Data to process:
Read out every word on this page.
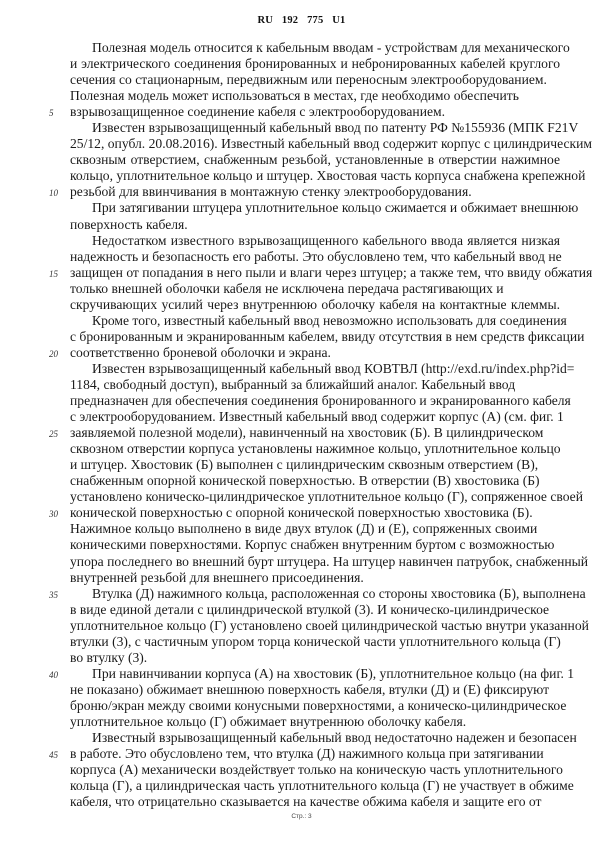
RU 192 775 U1
Полезная модель относится к кабельным вводам - устройствам для механического
и электрического соединения бронированных и небронированных кабелей круглого
сечения со стационарным, передвижным или переносным электрооборудованием.
Полезная модель может использоваться в местах, где необходимо обеспечить
взрывозащищенное соединение кабеля с электрооборудованием.
Известен взрывозащищенный кабельный ввод по патенту РФ №155936 (МПК F21V
25/12, опубл. 20.08.2016). Известный кабельный ввод содержит корпус с цилиндрическим
сквозным отверстием, снабженным резьбой, установленные в отверстии нажимное
кольцо, уплотнительное кольцо и штуцер. Хвостовая часть корпуса снабжена крепежной
резьбой для ввинчивания в монтажную стенку электрооборудования.
При затягивании штуцера уплотнительное кольцо сжимается и обжимает внешнюю
поверхность кабеля.
Недостатком известного взрывозащищенного кабельного ввода является низкая
надежность и безопасность его работы. Это обусловлено тем, что кабельный ввод не
защищен от попадания в него пыли и влаги через штуцер; а также тем, что ввиду обжатия
только внешней оболочки кабеля не исключена передача растягивающих и
скручивающих усилий через внутреннюю оболочку кабеля на контактные клеммы.
Кроме того, известный кабельный ввод невозможно использовать для соединения
с бронированным и экранированным кабелем, ввиду отсутствия в нем средств фиксации
соответственно броневой оболочки и экрана.
Известен взрывозащищенный кабельный ввод КОВТВЛ (http://exd.ru/index.php?id=
1184, свободный доступ), выбранный за ближайший аналог. Кабельный ввод
предназначен для обеспечения соединения бронированного и экранированного кабеля
с электрооборудованием. Известный кабельный ввод содержит корпус (А) (см. фиг. 1
заявляемой полезной модели), навинченный на хвостовик (Б). В цилиндрическом
сквозном отверстии корпуса установлены нажимное кольцо, уплотнительное кольцо
и штуцер. Хвостовик (Б) выполнен с цилиндрическим сквозным отверстием (В),
снабженным опорной конической поверхностью. В отверстии (В) хвостовика (Б)
установлено коническо-цилиндрическое уплотнительное кольцо (Г), сопряженное своей
конической поверхностью с опорной конической поверхностью хвостовика (Б).
Нажимное кольцо выполнено в виде двух втулок (Д) и (Е), сопряженных своими
коническими поверхностями. Корпус снабжен внутренним буртом с возможностью
упора последнего во внешний бурт штуцера. На штуцер навинчен патрубок, снабженный
внутренней резьбой для внешнего присоединения.
Втулка (Д) нажимного кольца, расположенная со стороны хвостовика (Б), выполнена
в виде единой детали с цилиндрической втулкой (3). И коническо-цилиндрическое
уплотнительное кольцо (Г) установлено своей цилиндрической частью внутри указанной
втулки (3), с частичным упором торца конической части уплотнительного кольца (Г)
во втулку (3).
При навинчивании корпуса (А) на хвостовик (Б), уплотнительное кольцо (на фиг. 1
не показано) обжимает внешнюю поверхность кабеля, втулки (Д) и (Е) фиксируют
броню/экран между своими конусными поверхностями, а коническо-цилиндрическое
уплотнительное кольцо (Г) обжимает внутреннюю оболочку кабеля.
Известный взрывозащищенный кабельный ввод недостаточно надежен и безопасен
в работе. Это обусловлено тем, что втулка (Д) нажимного кольца при затягивании
корпуса (А) механически воздействует только на коническую часть уплотнительного
кольца (Г), а цилиндрическая часть уплотнительного кольца (Г) не участвует в обжиме
кабеля, что отрицательно сказывается на качестве обжима кабеля и защите его от
5
10
15
20
25
30
35
40
45
Стр.: 3
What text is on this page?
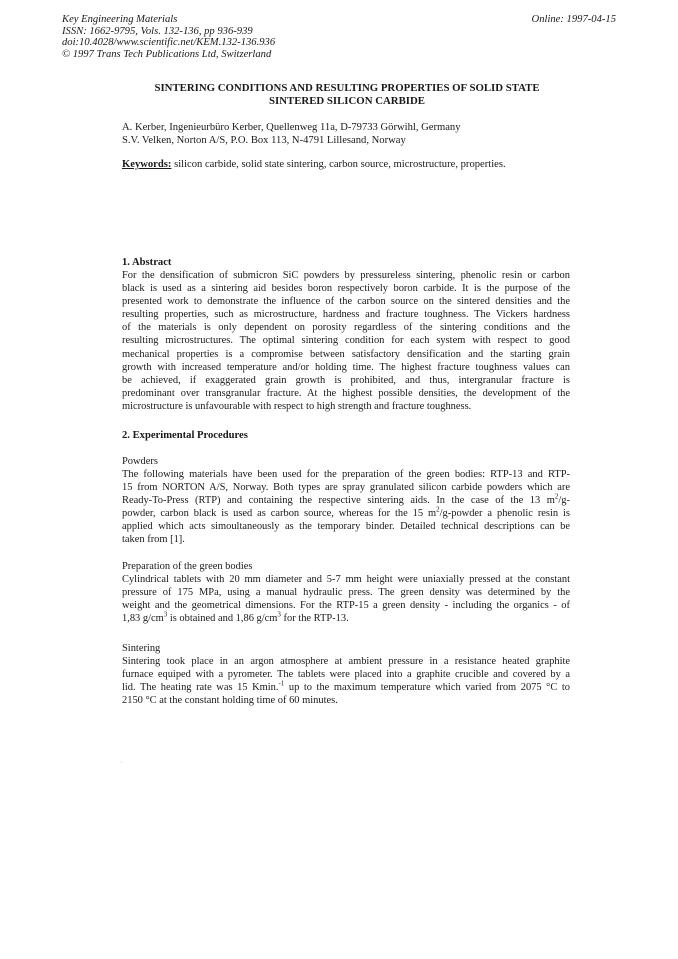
Key Engineering Materials
ISSN: 1662-9795, Vols. 132-136, pp 936-939
doi:10.4028/www.scientific.net/KEM.132-136.936
© 1997 Trans Tech Publications Ltd, Switzerland
Online: 1997-04-15
SINTERING CONDITIONS AND RESULTING PROPERTIES OF SOLID STATE
SINTERED SILICON CARBIDE
A. Kerber, Ingenieurbüro Kerber, Quellenweg 11a, D-79733 Görwihl, Germany
S.V. Velken, Norton A/S, P.O. Box 113, N-4791 Lillesand, Norway
Keywords: silicon carbide, solid state sintering, carbon source, microstructure, properties.
1. Abstract
For the densification of submicron SiC powders by pressureless sintering, phenolic resin or carbon
black is used as a sintering aid besides boron respectively boron carbide. It is the purpose of the
presented work to demonstrate the influence of the carbon source on the sintered densities and the
resulting properties, such as microstructure, hardness and fracture toughness. The Vickers hardness
of the materials is only dependent on porosity regardless of the sintering conditions and the
resulting microstructures. The optimal sintering condition for each system with respect to good
mechanical properties is a compromise between satisfactory densification and the starting grain
growth with increased temperature and/or holding time. The highest fracture toughness values can
be achieved, if exaggerated grain growth is prohibited, and thus, intergranular fracture is
predominant over transgranular fracture. At the highest possible densities, the development of the
microstructure is unfavourable with respect to high strength and fracture toughness.
2. Experimental Procedures
Powders
The following materials have been used for the preparation of the green bodies: RTP-13 and RTP-
15 from NORTON A/S, Norway. Both types are spray granulated silicon carbide powders which are
Ready-To-Press (RTP) and containing the respective sintering aids. In the case of the 13 $m^2/g-$
powder, carbon black is used as carbon source, whereas for the 15 $m^2/g$-powder a phenolic resin is
applied which acts simoultaneously as the temporary binder. Detailed technical descriptions can be
taken from [1].
Preparation of the green bodies
Cylindrical tablets with 20 mm diameter and 5-7 mm height were uniaxially pressed at the constant
pressure of 175 MPa, using a manual hydraulic press. The green density was determined by the
weight and the geometrical dimensions. For the RTP-15 a green density - including the organics - of
1,83 $g/cm^3$ is obtained and 1,86 $g/cm^3$ for the RTP-13.
Sintering
Sintering took place in an argon atmosphere at ambient pressure in a resistance heated graphite
furnace equiped with a pyrometer. The tablets were placed into a graphite crucible and covered by a
lid. The heating rate was 15 Kmin.$^{-1}$ up to the maximum temperature which varied from 2075 °C to
2150 °C at the constant holding time of 60 minutes.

Required task: Extract every line that has the string "densities" in it.

Written answer:
presented work to demonstrate the influence of the carbon source on the sintered densities and the
predominant over transgranular fracture. At the highest possible densities, the development of the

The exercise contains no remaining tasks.